__Problem requirements__:
Find and copy lines holding "Facial".

□ □ □

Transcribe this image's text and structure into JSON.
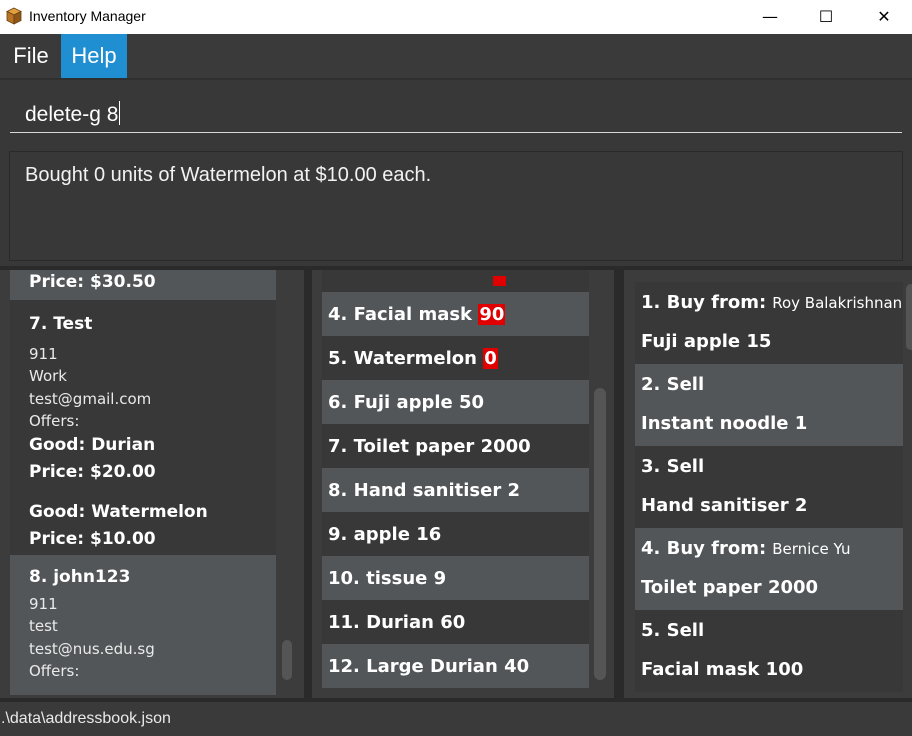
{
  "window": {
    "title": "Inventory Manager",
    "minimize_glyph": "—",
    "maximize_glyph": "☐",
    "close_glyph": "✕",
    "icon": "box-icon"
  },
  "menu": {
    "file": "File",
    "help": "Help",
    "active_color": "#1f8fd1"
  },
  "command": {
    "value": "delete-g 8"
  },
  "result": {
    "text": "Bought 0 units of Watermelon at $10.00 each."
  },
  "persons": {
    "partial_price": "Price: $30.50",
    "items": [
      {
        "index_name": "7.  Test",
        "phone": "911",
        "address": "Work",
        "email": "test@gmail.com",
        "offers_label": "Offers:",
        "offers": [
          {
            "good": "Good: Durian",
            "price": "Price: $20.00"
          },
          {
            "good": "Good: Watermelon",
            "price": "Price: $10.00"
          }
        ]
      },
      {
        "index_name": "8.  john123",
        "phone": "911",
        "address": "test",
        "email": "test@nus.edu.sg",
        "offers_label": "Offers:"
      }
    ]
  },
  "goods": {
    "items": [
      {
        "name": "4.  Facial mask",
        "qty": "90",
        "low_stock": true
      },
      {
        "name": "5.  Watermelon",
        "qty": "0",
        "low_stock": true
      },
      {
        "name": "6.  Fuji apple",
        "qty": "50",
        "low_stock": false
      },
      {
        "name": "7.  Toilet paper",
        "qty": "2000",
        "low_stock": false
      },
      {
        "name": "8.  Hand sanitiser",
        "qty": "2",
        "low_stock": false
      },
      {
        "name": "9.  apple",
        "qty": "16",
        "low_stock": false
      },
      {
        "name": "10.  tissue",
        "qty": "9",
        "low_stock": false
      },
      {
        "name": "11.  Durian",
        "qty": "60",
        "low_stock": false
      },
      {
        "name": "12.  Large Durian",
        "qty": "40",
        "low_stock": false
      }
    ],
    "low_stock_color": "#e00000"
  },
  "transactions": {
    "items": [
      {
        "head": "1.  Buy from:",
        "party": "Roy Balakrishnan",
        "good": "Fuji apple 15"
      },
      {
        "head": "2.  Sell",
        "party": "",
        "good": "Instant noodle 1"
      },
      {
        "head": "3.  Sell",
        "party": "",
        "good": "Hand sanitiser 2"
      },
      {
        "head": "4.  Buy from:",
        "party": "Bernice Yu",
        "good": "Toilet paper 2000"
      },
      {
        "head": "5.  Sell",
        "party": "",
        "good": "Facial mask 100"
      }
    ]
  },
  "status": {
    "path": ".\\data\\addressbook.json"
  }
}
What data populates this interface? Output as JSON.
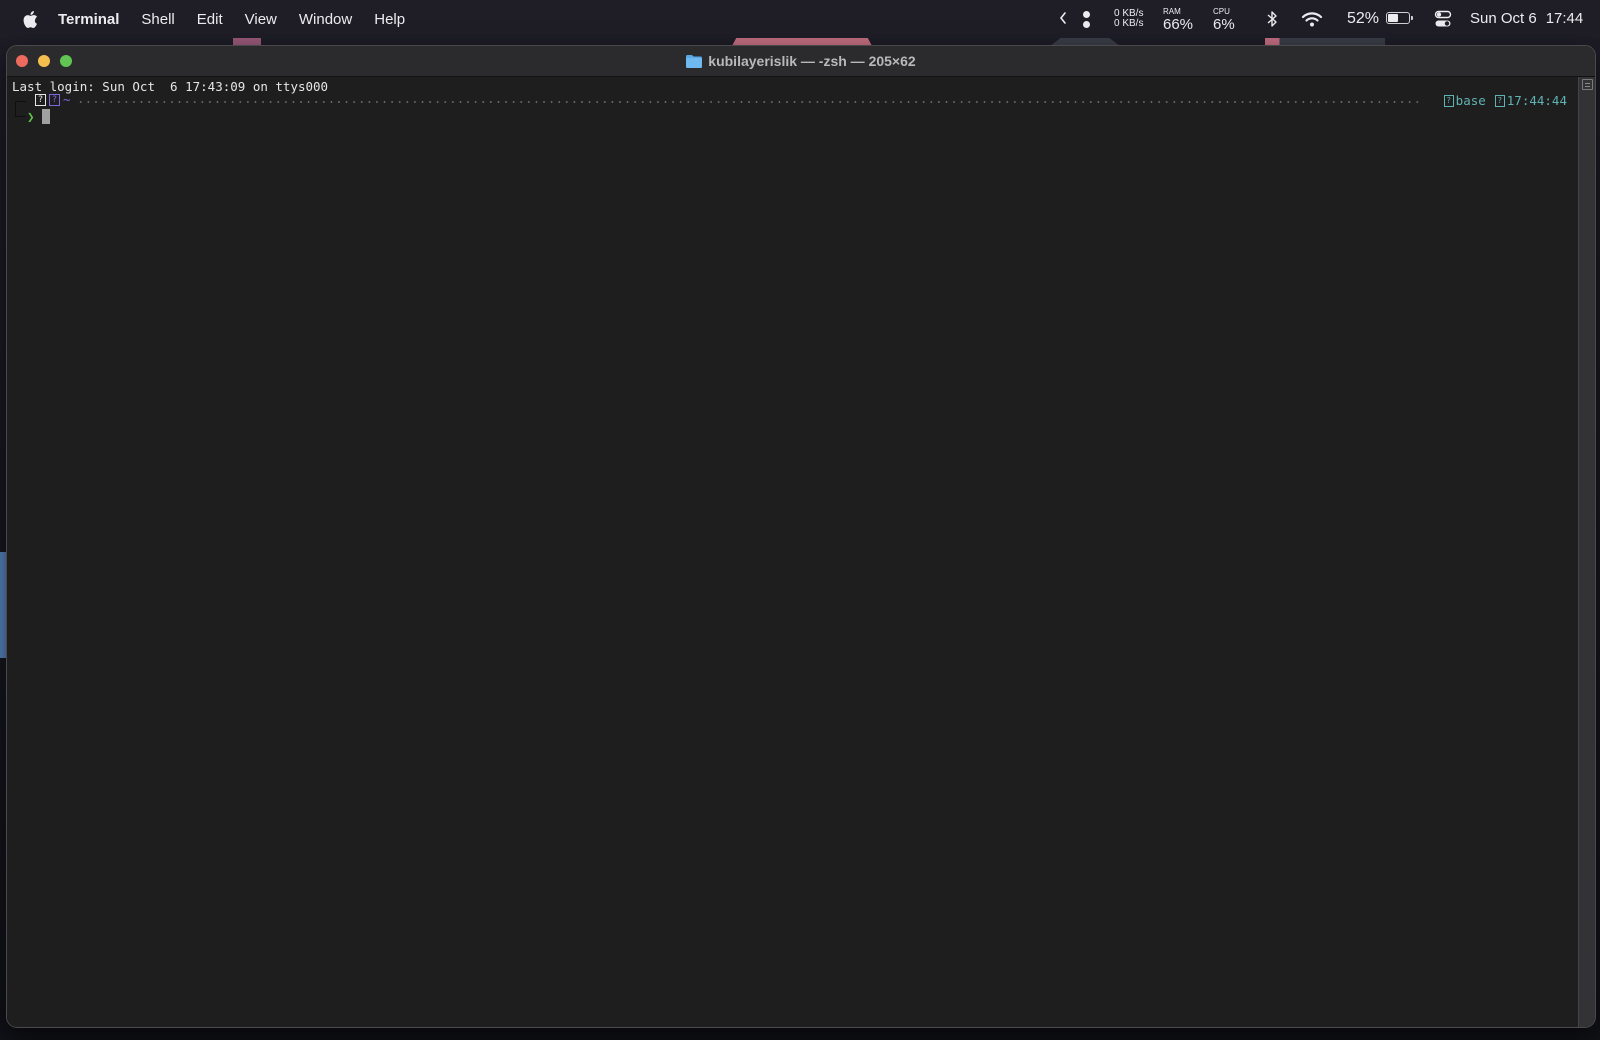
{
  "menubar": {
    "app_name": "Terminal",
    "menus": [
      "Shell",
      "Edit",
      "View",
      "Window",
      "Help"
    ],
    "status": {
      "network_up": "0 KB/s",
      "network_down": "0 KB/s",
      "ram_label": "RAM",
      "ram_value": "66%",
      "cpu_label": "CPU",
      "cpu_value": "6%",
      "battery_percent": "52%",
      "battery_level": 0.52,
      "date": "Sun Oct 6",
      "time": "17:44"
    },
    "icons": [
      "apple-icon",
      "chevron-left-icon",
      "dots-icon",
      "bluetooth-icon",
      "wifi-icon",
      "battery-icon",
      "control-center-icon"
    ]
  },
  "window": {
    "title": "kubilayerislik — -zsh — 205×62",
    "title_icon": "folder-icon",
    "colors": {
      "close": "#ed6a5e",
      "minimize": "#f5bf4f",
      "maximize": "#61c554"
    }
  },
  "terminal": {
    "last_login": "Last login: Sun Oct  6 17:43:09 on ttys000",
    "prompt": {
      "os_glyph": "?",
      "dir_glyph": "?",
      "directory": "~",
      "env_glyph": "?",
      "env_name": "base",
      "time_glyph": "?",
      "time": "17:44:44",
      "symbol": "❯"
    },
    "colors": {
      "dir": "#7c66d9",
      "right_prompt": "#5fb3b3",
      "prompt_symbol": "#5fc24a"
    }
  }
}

□ □ □

__Answer to this task__:
        "name": "4.  Facial mask",
        "good": "Facial mask 100"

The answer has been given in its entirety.